• [Extracted data]:
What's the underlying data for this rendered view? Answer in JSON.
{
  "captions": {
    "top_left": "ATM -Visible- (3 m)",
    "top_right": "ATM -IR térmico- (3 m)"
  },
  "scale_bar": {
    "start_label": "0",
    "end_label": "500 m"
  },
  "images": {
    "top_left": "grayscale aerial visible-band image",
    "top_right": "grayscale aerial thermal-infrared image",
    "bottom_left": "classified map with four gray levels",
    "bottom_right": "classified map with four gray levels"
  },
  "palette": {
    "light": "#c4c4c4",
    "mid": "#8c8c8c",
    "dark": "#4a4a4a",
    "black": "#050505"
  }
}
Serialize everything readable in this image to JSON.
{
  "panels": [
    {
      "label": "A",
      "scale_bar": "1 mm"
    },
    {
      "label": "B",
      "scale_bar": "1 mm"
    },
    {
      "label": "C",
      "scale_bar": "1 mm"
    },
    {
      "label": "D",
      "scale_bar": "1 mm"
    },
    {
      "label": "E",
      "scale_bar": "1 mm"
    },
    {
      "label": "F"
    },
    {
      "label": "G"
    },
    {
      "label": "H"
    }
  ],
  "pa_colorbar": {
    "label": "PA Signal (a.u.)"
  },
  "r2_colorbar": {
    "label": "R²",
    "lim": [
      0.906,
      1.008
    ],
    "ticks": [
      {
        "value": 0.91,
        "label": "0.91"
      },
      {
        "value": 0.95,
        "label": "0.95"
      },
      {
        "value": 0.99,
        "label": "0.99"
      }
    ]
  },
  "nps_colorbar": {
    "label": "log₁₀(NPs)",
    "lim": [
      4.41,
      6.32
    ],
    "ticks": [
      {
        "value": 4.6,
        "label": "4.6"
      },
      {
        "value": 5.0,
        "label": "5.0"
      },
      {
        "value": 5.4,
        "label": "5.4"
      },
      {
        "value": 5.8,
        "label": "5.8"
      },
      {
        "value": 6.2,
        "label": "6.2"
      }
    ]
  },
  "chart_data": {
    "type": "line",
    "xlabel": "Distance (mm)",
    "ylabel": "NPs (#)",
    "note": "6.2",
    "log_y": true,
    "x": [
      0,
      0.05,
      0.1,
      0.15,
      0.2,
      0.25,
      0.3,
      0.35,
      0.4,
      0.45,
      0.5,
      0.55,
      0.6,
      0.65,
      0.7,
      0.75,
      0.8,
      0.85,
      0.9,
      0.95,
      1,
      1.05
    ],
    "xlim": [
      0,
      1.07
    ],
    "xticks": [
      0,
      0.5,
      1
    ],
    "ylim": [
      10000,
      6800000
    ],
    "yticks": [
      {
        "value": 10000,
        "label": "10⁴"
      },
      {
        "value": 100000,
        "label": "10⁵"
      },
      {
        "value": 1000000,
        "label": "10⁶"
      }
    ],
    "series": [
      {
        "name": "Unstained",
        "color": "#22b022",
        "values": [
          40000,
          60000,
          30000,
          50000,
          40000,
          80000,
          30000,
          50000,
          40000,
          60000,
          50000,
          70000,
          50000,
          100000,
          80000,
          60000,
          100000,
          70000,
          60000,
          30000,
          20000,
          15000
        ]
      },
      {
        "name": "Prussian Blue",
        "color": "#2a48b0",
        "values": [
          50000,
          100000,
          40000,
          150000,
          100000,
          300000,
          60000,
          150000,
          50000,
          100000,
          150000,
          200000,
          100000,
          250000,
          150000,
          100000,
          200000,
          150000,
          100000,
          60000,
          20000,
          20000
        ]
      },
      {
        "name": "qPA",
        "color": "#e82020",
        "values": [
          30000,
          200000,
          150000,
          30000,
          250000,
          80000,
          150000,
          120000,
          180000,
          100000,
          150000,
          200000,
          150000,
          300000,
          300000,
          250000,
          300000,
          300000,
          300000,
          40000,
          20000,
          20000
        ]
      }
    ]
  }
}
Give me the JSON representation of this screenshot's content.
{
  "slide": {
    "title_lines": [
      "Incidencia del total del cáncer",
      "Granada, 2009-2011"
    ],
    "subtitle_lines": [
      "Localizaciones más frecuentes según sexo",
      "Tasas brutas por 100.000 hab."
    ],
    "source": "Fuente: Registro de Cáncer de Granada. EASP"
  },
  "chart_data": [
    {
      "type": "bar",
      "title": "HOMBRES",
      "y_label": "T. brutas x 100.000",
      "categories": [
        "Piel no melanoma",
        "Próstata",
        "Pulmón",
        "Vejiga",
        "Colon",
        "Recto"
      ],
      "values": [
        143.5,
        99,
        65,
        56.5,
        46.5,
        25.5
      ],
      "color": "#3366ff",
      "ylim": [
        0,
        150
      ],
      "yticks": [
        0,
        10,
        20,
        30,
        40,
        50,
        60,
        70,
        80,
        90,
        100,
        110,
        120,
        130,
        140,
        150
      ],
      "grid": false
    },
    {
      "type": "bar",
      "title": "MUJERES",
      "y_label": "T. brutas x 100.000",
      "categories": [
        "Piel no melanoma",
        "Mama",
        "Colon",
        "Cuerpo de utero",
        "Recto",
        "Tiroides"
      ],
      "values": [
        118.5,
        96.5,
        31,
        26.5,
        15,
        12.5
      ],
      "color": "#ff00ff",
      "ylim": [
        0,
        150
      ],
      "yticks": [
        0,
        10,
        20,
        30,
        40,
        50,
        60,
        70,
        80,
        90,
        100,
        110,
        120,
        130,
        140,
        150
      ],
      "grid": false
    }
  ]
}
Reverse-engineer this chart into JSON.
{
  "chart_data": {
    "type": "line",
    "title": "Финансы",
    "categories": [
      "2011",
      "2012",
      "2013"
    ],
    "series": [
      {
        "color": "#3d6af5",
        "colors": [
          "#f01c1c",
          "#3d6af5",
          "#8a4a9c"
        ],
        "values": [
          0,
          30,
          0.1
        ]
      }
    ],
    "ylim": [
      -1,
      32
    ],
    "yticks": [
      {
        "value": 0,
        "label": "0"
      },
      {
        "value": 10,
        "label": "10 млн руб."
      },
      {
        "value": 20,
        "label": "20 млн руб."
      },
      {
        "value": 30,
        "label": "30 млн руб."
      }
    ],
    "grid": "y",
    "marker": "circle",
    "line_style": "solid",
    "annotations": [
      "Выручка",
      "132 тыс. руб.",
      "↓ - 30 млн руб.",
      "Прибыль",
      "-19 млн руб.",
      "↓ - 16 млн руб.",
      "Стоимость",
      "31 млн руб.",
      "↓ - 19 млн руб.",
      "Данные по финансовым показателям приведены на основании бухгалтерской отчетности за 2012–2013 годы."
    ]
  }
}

• [Work to be completed]:
Emit the full listing verbatim.

• [Exercise output]:
What's the underlying data for this rendered view? Answer in JSON.
{
  "captions": {
    "top_left": "ATM -Visible- (3 m)",
    "top_right": "ATM -IR térmico- (3 m)"
  },
  "scale_bar": {
    "start_label": "0",
    "end_label": "500 m"
  },
  "images": {
    "top_left": "grayscale aerial visible-band image",
    "top_right": "grayscale aerial thermal-infrared image",
    "bottom_left": "classified map with four gray levels",
    "bottom_right": "classified map with four gray levels"
  },
  "palette": {
    "light": "#c4c4c4",
    "mid": "#8c8c8c",
    "dark": "#4a4a4a",
    "black": "#050505"
  }
}
Serialize everything readable in this image to JSON.
{
  "panels": [
    {
      "label": "A",
      "scale_bar": "1 mm"
    },
    {
      "label": "B",
      "scale_bar": "1 mm"
    },
    {
      "label": "C",
      "scale_bar": "1 mm"
    },
    {
      "label": "D",
      "scale_bar": "1 mm"
    },
    {
      "label": "E",
      "scale_bar": "1 mm"
    },
    {
      "label": "F"
    },
    {
      "label": "G"
    },
    {
      "label": "H"
    }
  ],
  "pa_colorbar": {
    "label": "PA Signal (a.u.)"
  },
  "r2_colorbar": {
    "label": "R²",
    "lim": [
      0.906,
      1.008
    ],
    "ticks": [
      {
        "value": 0.91,
        "label": "0.91"
      },
      {
        "value": 0.95,
        "label": "0.95"
      },
      {
        "value": 0.99,
        "label": "0.99"
      }
    ]
  },
  "nps_colorbar": {
    "label": "log₁₀(NPs)",
    "lim": [
      4.41,
      6.32
    ],
    "ticks": [
      {
        "value": 4.6,
        "label": "4.6"
      },
      {
        "value": 5.0,
        "label": "5.0"
      },
      {
        "value": 5.4,
        "label": "5.4"
      },
      {
        "value": 5.8,
        "label": "5.8"
      },
      {
        "value": 6.2,
        "label": "6.2"
      }
    ]
  },
  "chart_data": {
    "type": "line",
    "xlabel": "Distance (mm)",
    "ylabel": "NPs (#)",
    "note": "6.2",
    "log_y": true,
    "x": [
      0,
      0.05,
      0.1,
      0.15,
      0.2,
      0.25,
      0.3,
      0.35,
      0.4,
      0.45,
      0.5,
      0.55,
      0.6,
      0.65,
      0.7,
      0.75,
      0.8,
      0.85,
      0.9,
      0.95,
      1,
      1.05
    ],
    "xlim": [
      0,
      1.07
    ],
    "xticks": [
      0,
      0.5,
      1
    ],
    "ylim": [
      10000,
      6800000
    ],
    "yticks": [
      {
        "value": 10000,
        "label": "10⁴"
      },
      {
        "value": 100000,
        "label": "10⁵"
      },
      {
        "value": 1000000,
        "label": "10⁶"
      }
    ],
    "series": [
      {
        "name": "Unstained",
        "color": "#22b022",
        "values": [
          40000,
          60000,
          30000,
          50000,
          40000,
          80000,
          30000,
          50000,
          40000,
          60000,
          50000,
          70000,
          50000,
          100000,
          80000,
          60000,
          100000,
          70000,
          60000,
          30000,
          20000,
          15000
        ]
      },
      {
        "name": "Prussian Blue",
        "color": "#2a48b0",
        "values": [
          50000,
          100000,
          40000,
          150000,
          100000,
          300000,
          60000,
          150000,
          50000,
          100000,
          150000,
          200000,
          100000,
          250000,
          150000,
          100000,
          200000,
          150000,
          100000,
          60000,
          20000,
          20000
        ]
      },
      {
        "name": "qPA",
        "color": "#e82020",
        "values": [
          30000,
          200000,
          150000,
          30000,
          250000,
          80000,
          150000,
          120000,
          180000,
          100000,
          150000,
          200000,
          150000,
          300000,
          300000,
          250000,
          300000,
          300000,
          300000,
          40000,
          20000,
          20000
        ]
      }
    ]
  }
}
Give me the JSON representation of this screenshot's content.
{
  "slide": {
    "title_lines": [
      "Incidencia del total del cáncer",
      "Granada, 2009-2011"
    ],
    "subtitle_lines": [
      "Localizaciones más frecuentes según sexo",
      "Tasas brutas por 100.000 hab."
    ],
    "source": "Fuente: Registro de Cáncer de Granada. EASP"
  },
  "chart_data": [
    {
      "type": "bar",
      "title": "HOMBRES",
      "y_label": "T. brutas x 100.000",
      "categories": [
        "Piel no melanoma",
        "Próstata",
        "Pulmón",
        "Vejiga",
        "Colon",
        "Recto"
      ],
      "values": [
        143.5,
        99,
        65,
        56.5,
        46.5,
        25.5
      ],
      "color": "#3366ff",
      "ylim": [
        0,
        150
      ],
      "yticks": [
        0,
        10,
        20,
        30,
        40,
        50,
        60,
        70,
        80,
        90,
        100,
        110,
        120,
        130,
        140,
        150
      ],
      "grid": false
    },
    {
      "type": "bar",
      "title": "MUJERES",
      "y_label": "T. brutas x 100.000",
      "categories": [
        "Piel no melanoma",
        "Mama",
        "Colon",
        "Cuerpo de utero",
        "Recto",
        "Tiroides"
      ],
      "values": [
        118.5,
        96.5,
        31,
        26.5,
        15,
        12.5
      ],
      "color": "#ff00ff",
      "ylim": [
        0,
        150
      ],
      "yticks": [
        0,
        10,
        20,
        30,
        40,
        50,
        60,
        70,
        80,
        90,
        100,
        110,
        120,
        130,
        140,
        150
      ],
      "grid": false
    }
  ]
}
Reverse-engineer this chart into JSON.
{
  "chart_data": {
    "type": "line",
    "title": "Финансы",
    "categories": [
      "2011",
      "2012",
      "2013"
    ],
    "series": [
      {
        "color": "#3d6af5",
        "colors": [
          "#f01c1c",
          "#3d6af5",
          "#8a4a9c"
        ],
        "values": [
          0,
          30,
          0.1
        ]
      }
    ],
    "ylim": [
      -1,
      32
    ],
    "yticks": [
      {
        "value": 0,
        "label": "0"
      },
      {
        "value": 10,
        "label": "10 млн руб."
      },
      {
        "value": 20,
        "label": "20 млн руб."
      },
      {
        "value": 30,
        "label": "30 млн руб."
      }
    ],
    "grid": "y",
    "marker": "circle",
    "line_style": "solid",
    "annotations": [
      "Выручка",
      "132 тыс. руб.",
      "↓ - 30 млн руб.",
      "Прибыль",
      "-19 млн руб.",
      "↓ - 16 млн руб.",
      "Стоимость",
      "31 млн руб.",
      "↓ - 19 млн руб.",
      "Данные по финансовым показателям приведены на основании бухгалтерской отчетности за 2012–2013 годы."
    ]
  }
}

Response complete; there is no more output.